Extracted data entries:
--
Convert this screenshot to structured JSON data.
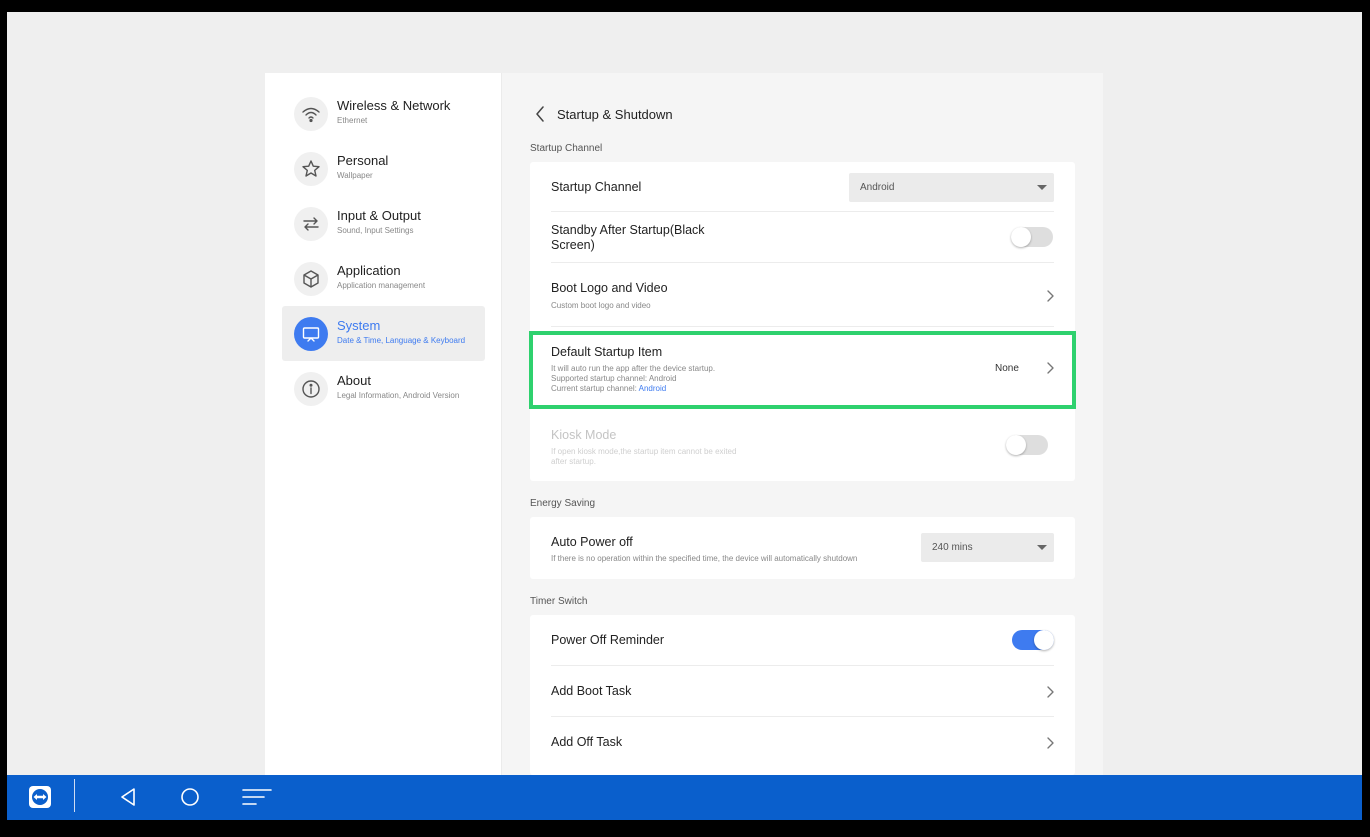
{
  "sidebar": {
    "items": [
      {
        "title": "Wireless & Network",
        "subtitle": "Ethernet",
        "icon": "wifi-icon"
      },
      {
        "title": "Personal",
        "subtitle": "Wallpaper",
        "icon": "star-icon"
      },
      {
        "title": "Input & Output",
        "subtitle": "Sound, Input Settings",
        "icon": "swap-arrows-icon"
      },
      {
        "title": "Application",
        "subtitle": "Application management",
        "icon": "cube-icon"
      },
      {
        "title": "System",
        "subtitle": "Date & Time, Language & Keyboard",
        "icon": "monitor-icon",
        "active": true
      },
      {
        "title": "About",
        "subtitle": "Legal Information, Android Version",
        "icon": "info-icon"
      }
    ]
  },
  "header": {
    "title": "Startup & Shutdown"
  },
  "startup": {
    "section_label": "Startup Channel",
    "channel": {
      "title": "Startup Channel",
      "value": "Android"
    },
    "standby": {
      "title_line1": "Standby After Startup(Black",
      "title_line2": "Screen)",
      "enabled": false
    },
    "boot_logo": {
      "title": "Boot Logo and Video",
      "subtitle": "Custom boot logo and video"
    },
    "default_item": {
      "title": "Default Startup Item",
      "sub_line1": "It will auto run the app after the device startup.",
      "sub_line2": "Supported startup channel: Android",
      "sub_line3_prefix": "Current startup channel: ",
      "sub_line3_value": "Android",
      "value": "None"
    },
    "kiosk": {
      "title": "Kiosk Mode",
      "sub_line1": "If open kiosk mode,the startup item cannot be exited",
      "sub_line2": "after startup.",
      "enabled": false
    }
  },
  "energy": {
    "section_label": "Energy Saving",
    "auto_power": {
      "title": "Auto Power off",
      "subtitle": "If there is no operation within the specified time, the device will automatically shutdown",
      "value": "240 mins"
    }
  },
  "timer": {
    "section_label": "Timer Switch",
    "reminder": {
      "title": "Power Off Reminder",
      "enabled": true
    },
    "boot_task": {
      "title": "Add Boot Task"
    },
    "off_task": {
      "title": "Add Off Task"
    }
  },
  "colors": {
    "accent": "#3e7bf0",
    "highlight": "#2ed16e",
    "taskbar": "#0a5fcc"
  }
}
--
DIRECTIVE:
List each line of the records that holds the string "subtitle".

FULL OUTPUT:
        "subtitle": "Ethernet",
        "subtitle": "Wallpaper",
        "subtitle": "Sound, Input Settings",
        "subtitle": "Application management",
        "subtitle": "Date & Time, Language & Keyboard",
        "subtitle": "Legal Information, Android Version",
      "subtitle": "Custom boot logo and video"
      "subtitle": "If there is no operation within the specified time, the device will automatically shutdown",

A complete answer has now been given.